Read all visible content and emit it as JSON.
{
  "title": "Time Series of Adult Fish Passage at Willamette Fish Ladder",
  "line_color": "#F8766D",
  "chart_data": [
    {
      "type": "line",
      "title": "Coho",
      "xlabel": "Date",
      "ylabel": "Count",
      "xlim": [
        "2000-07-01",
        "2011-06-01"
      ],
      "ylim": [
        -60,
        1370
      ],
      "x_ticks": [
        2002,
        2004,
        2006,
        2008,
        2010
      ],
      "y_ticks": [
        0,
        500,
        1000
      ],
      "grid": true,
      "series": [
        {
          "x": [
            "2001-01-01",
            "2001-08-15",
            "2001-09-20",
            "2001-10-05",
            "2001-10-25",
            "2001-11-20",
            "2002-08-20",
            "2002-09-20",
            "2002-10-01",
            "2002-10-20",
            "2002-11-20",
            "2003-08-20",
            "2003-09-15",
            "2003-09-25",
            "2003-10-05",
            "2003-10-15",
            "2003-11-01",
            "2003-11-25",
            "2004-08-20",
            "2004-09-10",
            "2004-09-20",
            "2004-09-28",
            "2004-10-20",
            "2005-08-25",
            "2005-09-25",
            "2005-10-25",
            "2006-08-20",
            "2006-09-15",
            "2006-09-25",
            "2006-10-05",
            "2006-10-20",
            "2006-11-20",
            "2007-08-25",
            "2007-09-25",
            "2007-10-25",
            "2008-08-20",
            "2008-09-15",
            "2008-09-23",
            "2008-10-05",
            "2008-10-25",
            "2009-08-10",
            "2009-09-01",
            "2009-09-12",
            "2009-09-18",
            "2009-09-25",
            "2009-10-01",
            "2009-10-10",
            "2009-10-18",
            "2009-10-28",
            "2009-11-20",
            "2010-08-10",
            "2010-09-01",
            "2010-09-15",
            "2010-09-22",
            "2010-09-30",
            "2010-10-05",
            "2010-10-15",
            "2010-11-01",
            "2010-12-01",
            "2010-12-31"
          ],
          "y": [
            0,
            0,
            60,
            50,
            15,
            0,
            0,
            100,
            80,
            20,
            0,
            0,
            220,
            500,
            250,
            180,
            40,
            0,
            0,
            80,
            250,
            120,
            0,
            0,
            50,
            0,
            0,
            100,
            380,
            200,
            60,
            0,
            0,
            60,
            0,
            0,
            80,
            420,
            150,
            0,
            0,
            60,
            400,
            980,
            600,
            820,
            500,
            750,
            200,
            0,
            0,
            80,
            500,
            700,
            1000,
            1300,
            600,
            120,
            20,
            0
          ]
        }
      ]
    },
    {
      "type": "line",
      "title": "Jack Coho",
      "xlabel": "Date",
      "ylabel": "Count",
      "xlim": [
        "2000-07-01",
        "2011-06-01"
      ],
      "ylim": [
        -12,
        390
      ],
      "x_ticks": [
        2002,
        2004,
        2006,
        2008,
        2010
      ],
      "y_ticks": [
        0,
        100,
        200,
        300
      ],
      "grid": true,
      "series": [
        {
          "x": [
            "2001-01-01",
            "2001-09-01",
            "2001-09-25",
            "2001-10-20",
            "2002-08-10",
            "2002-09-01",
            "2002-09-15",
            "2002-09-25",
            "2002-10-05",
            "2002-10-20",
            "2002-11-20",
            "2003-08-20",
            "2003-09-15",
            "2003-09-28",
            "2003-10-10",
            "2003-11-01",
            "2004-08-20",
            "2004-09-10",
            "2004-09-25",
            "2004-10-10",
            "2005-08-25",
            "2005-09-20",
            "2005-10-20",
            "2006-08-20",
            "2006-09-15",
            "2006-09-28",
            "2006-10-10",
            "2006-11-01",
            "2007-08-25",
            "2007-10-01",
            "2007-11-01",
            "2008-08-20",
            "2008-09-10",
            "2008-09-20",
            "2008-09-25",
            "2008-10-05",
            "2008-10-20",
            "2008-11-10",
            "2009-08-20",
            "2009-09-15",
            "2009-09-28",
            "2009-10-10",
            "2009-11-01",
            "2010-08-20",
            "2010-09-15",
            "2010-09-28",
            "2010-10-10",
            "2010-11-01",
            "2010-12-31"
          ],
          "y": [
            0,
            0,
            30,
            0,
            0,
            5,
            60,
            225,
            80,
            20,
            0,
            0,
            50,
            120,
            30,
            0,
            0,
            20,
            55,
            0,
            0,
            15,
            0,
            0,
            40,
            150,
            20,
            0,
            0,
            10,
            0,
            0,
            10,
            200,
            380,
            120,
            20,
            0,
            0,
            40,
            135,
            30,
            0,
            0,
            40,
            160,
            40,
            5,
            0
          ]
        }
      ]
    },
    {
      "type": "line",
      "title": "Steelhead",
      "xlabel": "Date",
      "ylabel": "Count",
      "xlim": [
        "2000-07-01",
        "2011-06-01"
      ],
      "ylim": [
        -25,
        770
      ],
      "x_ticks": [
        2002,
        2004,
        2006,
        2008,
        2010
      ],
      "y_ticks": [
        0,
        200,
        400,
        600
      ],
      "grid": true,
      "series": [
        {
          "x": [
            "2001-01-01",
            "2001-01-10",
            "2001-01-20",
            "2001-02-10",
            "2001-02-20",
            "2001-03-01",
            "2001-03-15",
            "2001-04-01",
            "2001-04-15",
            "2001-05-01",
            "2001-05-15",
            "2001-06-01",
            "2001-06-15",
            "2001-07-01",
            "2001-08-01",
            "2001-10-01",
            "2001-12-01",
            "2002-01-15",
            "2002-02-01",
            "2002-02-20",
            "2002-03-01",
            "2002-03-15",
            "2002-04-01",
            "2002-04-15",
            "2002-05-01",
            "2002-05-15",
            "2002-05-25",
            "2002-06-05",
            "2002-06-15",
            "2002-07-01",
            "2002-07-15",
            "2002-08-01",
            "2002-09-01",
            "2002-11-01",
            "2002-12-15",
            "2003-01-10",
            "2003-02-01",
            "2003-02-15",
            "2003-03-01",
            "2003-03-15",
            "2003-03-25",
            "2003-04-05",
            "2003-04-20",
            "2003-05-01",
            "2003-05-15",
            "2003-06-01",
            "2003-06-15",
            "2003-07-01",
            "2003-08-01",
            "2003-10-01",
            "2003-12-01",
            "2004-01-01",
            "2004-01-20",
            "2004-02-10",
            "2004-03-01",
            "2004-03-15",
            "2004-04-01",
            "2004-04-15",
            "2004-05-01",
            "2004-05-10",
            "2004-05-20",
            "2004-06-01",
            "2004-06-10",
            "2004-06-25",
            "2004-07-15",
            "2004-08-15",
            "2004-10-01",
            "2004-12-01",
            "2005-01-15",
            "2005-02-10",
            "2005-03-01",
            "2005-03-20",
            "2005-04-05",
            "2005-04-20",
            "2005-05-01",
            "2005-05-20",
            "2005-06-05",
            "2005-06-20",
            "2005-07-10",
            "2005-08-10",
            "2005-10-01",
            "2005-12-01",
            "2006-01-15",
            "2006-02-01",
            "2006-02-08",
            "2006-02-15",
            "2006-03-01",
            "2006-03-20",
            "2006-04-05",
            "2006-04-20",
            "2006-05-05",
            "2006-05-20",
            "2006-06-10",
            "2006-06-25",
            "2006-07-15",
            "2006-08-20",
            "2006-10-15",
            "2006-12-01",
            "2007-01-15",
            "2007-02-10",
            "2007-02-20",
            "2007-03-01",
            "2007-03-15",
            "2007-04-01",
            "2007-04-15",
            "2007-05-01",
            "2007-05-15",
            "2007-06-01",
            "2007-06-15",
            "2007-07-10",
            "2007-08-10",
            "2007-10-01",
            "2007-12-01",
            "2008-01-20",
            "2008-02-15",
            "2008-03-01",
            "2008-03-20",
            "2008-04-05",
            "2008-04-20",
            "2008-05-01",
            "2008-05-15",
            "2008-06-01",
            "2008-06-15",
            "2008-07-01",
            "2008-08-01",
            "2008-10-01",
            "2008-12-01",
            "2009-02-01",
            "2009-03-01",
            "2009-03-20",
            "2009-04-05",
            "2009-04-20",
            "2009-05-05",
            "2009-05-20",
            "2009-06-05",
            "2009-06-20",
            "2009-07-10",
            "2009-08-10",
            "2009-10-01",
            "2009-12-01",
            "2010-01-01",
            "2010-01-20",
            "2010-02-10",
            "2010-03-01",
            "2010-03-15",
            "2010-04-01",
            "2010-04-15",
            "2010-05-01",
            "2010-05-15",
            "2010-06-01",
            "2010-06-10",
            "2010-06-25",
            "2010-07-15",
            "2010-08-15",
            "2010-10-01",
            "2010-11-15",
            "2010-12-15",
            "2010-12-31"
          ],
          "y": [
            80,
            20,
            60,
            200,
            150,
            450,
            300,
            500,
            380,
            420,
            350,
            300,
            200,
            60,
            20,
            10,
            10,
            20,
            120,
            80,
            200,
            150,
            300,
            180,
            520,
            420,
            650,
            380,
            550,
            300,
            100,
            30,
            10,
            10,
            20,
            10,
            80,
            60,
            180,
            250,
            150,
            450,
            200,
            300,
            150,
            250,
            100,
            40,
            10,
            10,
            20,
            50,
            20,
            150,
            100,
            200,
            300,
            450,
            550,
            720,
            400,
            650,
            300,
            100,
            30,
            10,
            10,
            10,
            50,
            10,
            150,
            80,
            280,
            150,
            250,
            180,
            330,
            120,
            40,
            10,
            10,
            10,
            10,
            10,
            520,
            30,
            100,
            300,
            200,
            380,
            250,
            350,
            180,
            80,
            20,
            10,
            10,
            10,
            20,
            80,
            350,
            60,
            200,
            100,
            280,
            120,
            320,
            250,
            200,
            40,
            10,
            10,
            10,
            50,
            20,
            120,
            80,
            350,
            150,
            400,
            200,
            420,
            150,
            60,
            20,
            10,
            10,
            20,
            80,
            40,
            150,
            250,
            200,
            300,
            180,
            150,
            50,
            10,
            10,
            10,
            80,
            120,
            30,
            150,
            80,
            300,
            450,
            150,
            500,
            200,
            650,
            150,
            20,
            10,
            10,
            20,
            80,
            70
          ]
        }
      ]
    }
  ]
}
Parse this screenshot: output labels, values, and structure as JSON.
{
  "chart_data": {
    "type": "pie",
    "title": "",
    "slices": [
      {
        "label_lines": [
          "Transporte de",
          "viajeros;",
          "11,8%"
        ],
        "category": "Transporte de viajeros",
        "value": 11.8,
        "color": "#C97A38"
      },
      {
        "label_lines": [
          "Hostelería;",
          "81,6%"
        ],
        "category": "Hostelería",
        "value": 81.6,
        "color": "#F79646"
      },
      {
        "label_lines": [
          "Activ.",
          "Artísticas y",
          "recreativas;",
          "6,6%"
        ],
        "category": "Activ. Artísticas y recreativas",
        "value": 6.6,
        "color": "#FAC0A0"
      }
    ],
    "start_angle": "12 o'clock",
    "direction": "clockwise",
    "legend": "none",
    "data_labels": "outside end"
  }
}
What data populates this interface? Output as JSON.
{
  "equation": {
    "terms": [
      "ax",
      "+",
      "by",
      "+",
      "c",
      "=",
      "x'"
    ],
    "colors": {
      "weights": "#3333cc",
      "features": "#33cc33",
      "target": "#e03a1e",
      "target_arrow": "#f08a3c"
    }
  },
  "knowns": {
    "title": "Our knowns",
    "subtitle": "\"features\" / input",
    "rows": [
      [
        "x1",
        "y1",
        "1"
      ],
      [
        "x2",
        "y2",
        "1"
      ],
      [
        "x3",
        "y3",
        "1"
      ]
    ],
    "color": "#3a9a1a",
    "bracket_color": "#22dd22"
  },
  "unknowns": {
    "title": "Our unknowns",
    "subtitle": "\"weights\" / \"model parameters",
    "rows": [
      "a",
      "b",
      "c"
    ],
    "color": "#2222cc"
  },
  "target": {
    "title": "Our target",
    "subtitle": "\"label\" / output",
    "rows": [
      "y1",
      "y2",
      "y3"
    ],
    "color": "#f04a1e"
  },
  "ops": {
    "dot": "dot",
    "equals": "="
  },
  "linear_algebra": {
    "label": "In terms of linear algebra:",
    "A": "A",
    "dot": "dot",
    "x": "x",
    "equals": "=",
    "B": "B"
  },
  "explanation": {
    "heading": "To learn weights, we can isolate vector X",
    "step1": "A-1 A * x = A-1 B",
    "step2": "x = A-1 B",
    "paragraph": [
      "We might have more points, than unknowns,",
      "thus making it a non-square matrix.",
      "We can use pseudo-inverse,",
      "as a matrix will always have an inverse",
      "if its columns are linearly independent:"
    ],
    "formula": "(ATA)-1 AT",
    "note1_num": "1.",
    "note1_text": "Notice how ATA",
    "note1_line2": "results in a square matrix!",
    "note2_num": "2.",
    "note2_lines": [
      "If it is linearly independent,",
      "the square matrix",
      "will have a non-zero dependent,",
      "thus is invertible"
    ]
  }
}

• **Prompt**: Give back exactly the lines beginning at the one with "What data populates" and ending at the final line of the material; both boundary lines belong in it.

• **Reply to the task**:
What data populates this interface? Output as JSON.
{
  "equation": {
    "terms": [
      "ax",
      "+",
      "by",
      "+",
      "c",
      "=",
      "x'"
    ],
    "colors": {
      "weights": "#3333cc",
      "features": "#33cc33",
      "target": "#e03a1e",
      "target_arrow": "#f08a3c"
    }
  },
  "knowns": {
    "title": "Our knowns",
    "subtitle": "\"features\" / input",
    "rows": [
      [
        "x1",
        "y1",
        "1"
      ],
      [
        "x2",
        "y2",
        "1"
      ],
      [
        "x3",
        "y3",
        "1"
      ]
    ],
    "color": "#3a9a1a",
    "bracket_color": "#22dd22"
  },
  "unknowns": {
    "title": "Our unknowns",
    "subtitle": "\"weights\" / \"model parameters",
    "rows": [
      "a",
      "b",
      "c"
    ],
    "color": "#2222cc"
  },
  "target": {
    "title": "Our target",
    "subtitle": "\"label\" / output",
    "rows": [
      "y1",
      "y2",
      "y3"
    ],
    "color": "#f04a1e"
  },
  "ops": {
    "dot": "dot",
    "equals": "="
  },
  "linear_algebra": {
    "label": "In terms of linear algebra:",
    "A": "A",
    "dot": "dot",
    "x": "x",
    "equals": "=",
    "B": "B"
  },
  "explanation": {
    "heading": "To learn weights, we can isolate vector X",
    "step1": "A-1 A * x = A-1 B",
    "step2": "x = A-1 B",
    "paragraph": [
      "We might have more points, than unknowns,",
      "thus making it a non-square matrix.",
      "We can use pseudo-inverse,",
      "as a matrix will always have an inverse",
      "if its columns are linearly independent:"
    ],
    "formula": "(ATA)-1 AT",
    "note1_num": "1.",
    "note1_text": "Notice how ATA",
    "note1_line2": "results in a square matrix!",
    "note2_num": "2.",
    "note2_lines": [
      "If it is linearly independent,",
      "the square matrix",
      "will have a non-zero dependent,",
      "thus is invertible"
    ]
  }
}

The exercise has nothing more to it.